Stored data entries:
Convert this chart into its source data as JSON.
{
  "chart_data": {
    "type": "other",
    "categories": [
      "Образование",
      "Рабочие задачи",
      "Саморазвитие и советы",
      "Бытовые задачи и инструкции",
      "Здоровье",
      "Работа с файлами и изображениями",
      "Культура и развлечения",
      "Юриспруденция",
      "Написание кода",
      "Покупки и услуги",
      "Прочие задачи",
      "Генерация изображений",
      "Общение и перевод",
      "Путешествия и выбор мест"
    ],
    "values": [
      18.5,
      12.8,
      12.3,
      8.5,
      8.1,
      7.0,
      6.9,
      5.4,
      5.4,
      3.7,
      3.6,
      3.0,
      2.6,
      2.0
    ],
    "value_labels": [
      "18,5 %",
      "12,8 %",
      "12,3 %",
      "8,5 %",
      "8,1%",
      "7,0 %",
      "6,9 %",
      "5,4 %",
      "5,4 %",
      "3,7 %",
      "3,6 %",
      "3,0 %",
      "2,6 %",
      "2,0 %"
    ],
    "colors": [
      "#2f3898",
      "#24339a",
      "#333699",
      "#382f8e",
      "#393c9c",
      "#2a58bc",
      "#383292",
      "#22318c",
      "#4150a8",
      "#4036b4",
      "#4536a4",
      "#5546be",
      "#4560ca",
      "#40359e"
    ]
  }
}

Request:
Identify and copy all lines with the word "задачи".

Result:
      "Рабочие задачи",
      "Бытовые задачи и инструкции",
      "Прочие задачи",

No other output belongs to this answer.